[Recorded data]
++++++
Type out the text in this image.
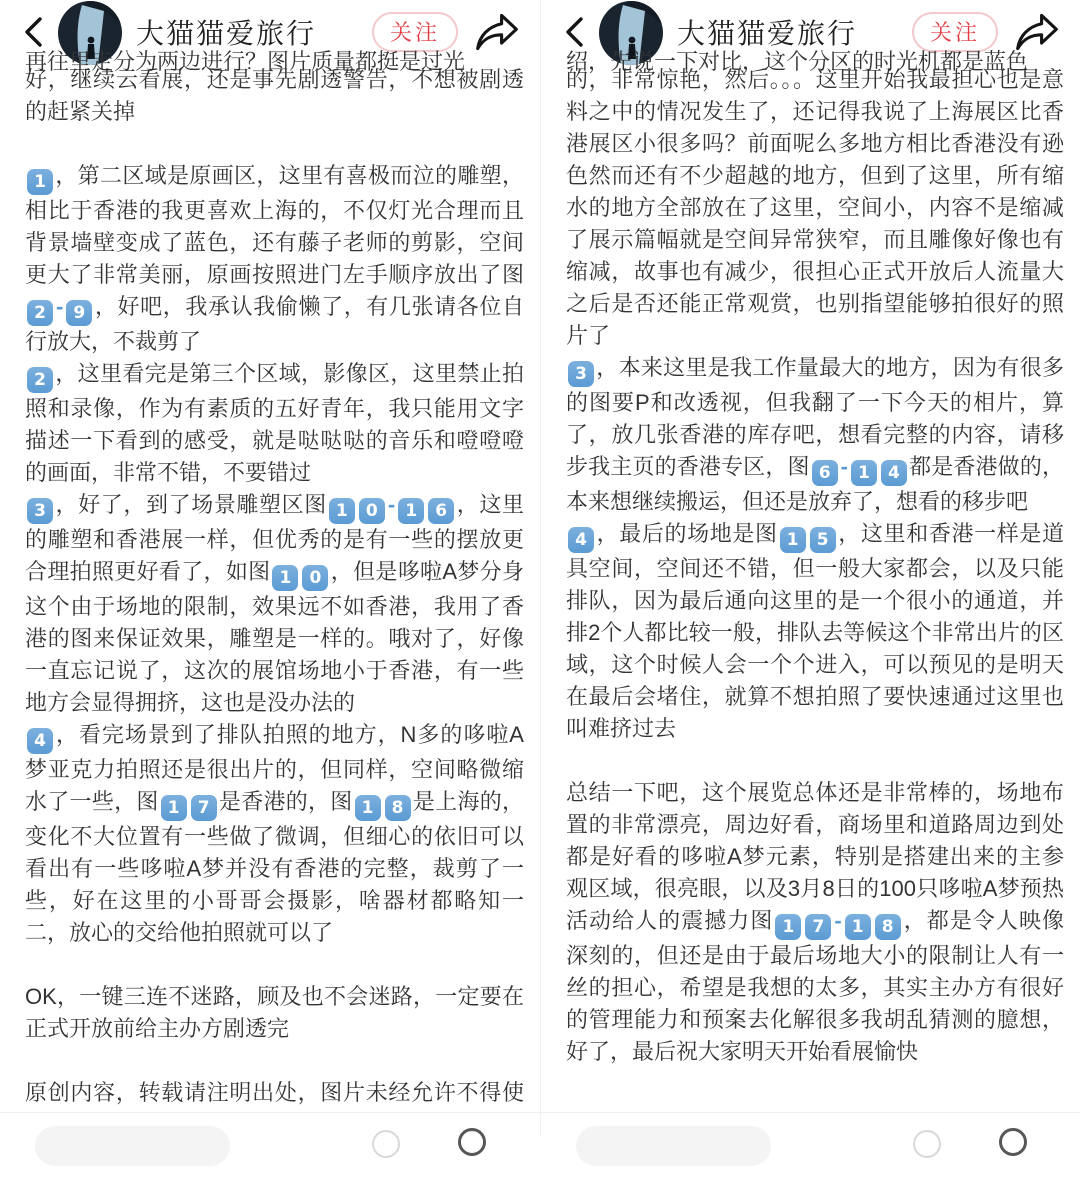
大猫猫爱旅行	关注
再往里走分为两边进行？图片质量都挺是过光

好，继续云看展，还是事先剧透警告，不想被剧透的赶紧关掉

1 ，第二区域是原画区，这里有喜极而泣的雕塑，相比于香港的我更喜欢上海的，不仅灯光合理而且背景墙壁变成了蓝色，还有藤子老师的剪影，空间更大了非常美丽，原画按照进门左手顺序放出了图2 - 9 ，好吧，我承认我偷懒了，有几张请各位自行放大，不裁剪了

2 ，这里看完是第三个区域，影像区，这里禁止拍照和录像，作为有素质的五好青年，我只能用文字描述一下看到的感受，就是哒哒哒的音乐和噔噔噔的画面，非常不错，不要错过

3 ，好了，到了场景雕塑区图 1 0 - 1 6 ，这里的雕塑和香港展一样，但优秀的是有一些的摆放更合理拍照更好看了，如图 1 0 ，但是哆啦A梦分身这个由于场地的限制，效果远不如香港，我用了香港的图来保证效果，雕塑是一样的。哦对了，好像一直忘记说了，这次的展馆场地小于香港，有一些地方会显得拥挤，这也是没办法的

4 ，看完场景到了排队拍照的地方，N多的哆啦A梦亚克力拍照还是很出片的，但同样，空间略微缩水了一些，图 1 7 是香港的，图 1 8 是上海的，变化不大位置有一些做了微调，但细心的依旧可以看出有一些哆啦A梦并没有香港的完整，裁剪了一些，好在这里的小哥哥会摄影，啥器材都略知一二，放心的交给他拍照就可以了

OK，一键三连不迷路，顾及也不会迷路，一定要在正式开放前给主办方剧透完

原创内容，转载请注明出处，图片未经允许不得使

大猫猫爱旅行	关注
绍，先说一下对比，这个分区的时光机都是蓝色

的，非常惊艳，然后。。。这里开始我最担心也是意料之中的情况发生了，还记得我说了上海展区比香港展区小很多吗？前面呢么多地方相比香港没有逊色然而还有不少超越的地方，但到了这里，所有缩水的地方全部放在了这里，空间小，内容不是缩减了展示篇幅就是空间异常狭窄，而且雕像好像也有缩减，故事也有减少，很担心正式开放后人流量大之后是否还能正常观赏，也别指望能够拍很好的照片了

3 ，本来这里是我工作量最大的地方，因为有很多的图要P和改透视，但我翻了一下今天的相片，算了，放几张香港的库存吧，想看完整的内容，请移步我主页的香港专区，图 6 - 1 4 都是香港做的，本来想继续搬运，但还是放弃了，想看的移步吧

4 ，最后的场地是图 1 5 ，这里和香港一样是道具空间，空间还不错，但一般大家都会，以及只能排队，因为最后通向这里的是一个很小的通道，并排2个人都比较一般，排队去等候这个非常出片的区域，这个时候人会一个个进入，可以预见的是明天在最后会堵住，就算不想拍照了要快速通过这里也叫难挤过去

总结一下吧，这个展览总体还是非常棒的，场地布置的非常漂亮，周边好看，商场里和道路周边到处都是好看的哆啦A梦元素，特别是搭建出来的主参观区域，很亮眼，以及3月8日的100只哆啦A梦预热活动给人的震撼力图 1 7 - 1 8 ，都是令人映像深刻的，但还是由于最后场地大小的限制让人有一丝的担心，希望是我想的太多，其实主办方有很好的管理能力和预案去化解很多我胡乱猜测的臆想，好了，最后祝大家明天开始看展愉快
++++++
> WORK REQUIRED
Every entry must be written out exactly, with all pictures left out.

> TASK SOLUTION
Type out the text in this image.
大猫猫爱旅行	关注
再往里走分为两边进行？图片质量都挺是过光

好，继续云看展，还是事先剧透警告，不想被剧透的赶紧关掉

1 ，第二区域是原画区，这里有喜极而泣的雕塑，相比于香港的我更喜欢上海的，不仅灯光合理而且背景墙壁变成了蓝色，还有藤子老师的剪影，空间更大了非常美丽，原画按照进门左手顺序放出了图2 - 9 ，好吧，我承认我偷懒了，有几张请各位自行放大，不裁剪了

2 ，这里看完是第三个区域，影像区，这里禁止拍照和录像，作为有素质的五好青年，我只能用文字描述一下看到的感受，就是哒哒哒的音乐和噔噔噔的画面，非常不错，不要错过

3 ，好了，到了场景雕塑区图 1 0 - 1 6 ，这里的雕塑和香港展一样，但优秀的是有一些的摆放更合理拍照更好看了，如图 1 0 ，但是哆啦A梦分身这个由于场地的限制，效果远不如香港，我用了香港的图来保证效果，雕塑是一样的。哦对了，好像一直忘记说了，这次的展馆场地小于香港，有一些地方会显得拥挤，这也是没办法的

4 ，看完场景到了排队拍照的地方，N多的哆啦A梦亚克力拍照还是很出片的，但同样，空间略微缩水了一些，图 1 7 是香港的，图 1 8 是上海的，变化不大位置有一些做了微调，但细心的依旧可以看出有一些哆啦A梦并没有香港的完整，裁剪了一些，好在这里的小哥哥会摄影，啥器材都略知一二，放心的交给他拍照就可以了

OK，一键三连不迷路，顾及也不会迷路，一定要在正式开放前给主办方剧透完

原创内容，转载请注明出处，图片未经允许不得使

大猫猫爱旅行	关注
绍，先说一下对比，这个分区的时光机都是蓝色

的，非常惊艳，然后。。。这里开始我最担心也是意料之中的情况发生了，还记得我说了上海展区比香港展区小很多吗？前面呢么多地方相比香港没有逊色然而还有不少超越的地方，但到了这里，所有缩水的地方全部放在了这里，空间小，内容不是缩减了展示篇幅就是空间异常狭窄，而且雕像好像也有缩减，故事也有减少，很担心正式开放后人流量大之后是否还能正常观赏，也别指望能够拍很好的照片了

3 ，本来这里是我工作量最大的地方，因为有很多的图要P和改透视，但我翻了一下今天的相片，算了，放几张香港的库存吧，想看完整的内容，请移步我主页的香港专区，图 6 - 1 4 都是香港做的，本来想继续搬运，但还是放弃了，想看的移步吧

4 ，最后的场地是图 1 5 ，这里和香港一样是道具空间，空间还不错，但一般大家都会，以及只能排队，因为最后通向这里的是一个很小的通道，并排2个人都比较一般，排队去等候这个非常出片的区域，这个时候人会一个个进入，可以预见的是明天在最后会堵住，就算不想拍照了要快速通过这里也叫难挤过去

总结一下吧，这个展览总体还是非常棒的，场地布置的非常漂亮，周边好看，商场里和道路周边到处都是好看的哆啦A梦元素，特别是搭建出来的主参观区域，很亮眼，以及3月8日的100只哆啦A梦预热活动给人的震撼力图 1 7 - 1 8 ，都是令人映像深刻的，但还是由于最后场地大小的限制让人有一丝的担心，希望是我想的太多，其实主办方有很好的管理能力和预案去化解很多我胡乱猜测的臆想，好了，最后祝大家明天开始看展愉快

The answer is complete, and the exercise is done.